━━ THE RECORDS
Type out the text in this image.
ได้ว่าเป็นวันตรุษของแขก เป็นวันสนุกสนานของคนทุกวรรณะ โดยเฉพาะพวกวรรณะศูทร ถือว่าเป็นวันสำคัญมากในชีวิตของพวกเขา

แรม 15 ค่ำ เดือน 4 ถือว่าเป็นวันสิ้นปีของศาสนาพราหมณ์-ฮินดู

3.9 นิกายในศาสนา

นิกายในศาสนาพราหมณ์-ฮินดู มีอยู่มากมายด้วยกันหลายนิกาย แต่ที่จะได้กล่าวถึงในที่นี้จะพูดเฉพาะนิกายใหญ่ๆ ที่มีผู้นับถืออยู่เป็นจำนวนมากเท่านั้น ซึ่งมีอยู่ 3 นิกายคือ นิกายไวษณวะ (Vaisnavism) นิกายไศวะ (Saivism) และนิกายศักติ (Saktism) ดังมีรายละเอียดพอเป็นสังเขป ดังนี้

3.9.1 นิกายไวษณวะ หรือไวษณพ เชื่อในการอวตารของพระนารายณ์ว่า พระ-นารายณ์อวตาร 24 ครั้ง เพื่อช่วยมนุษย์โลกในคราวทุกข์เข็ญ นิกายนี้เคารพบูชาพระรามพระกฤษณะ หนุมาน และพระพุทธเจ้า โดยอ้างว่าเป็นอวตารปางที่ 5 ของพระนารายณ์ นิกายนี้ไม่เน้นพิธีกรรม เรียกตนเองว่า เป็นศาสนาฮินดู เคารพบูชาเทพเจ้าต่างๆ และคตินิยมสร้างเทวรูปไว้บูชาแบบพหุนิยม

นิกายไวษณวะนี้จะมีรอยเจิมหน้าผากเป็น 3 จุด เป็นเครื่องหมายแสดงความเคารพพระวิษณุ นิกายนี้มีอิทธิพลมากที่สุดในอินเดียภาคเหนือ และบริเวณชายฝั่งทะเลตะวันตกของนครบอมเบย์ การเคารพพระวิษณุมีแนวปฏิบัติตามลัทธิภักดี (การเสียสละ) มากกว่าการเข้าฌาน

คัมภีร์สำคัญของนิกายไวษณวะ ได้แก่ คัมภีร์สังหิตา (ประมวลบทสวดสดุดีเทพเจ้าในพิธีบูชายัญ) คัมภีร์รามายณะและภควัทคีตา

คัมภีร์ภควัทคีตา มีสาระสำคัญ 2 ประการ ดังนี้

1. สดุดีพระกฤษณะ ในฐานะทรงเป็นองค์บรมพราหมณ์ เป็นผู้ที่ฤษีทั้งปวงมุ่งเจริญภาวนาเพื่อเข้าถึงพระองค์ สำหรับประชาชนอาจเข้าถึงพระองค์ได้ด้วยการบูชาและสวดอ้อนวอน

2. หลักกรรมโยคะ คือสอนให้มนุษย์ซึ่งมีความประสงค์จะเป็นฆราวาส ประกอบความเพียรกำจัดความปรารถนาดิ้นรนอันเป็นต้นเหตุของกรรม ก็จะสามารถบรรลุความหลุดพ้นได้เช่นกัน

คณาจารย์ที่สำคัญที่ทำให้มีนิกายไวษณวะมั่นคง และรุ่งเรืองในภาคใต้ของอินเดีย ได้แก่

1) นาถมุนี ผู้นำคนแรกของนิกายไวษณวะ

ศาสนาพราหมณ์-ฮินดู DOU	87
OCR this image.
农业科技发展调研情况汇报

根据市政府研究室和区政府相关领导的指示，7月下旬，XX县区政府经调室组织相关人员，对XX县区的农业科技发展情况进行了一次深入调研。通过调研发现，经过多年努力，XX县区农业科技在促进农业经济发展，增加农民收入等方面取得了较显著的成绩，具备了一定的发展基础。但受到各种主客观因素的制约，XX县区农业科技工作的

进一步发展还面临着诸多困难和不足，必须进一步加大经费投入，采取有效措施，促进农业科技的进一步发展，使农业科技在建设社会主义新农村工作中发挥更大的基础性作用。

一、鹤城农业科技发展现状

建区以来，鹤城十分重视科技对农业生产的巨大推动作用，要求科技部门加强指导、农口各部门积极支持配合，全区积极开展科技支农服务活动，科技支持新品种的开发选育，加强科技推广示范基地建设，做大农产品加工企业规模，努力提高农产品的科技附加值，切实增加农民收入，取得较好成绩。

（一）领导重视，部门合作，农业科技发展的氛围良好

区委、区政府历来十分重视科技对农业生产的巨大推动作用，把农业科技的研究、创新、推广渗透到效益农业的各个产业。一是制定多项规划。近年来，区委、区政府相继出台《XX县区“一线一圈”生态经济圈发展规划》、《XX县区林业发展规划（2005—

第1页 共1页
━━━━
TASK TO CARRY OUT
Copy out each line of the material that holds the word "image".

WORKED ANSWER
Type out the text in this image.
OCR this image.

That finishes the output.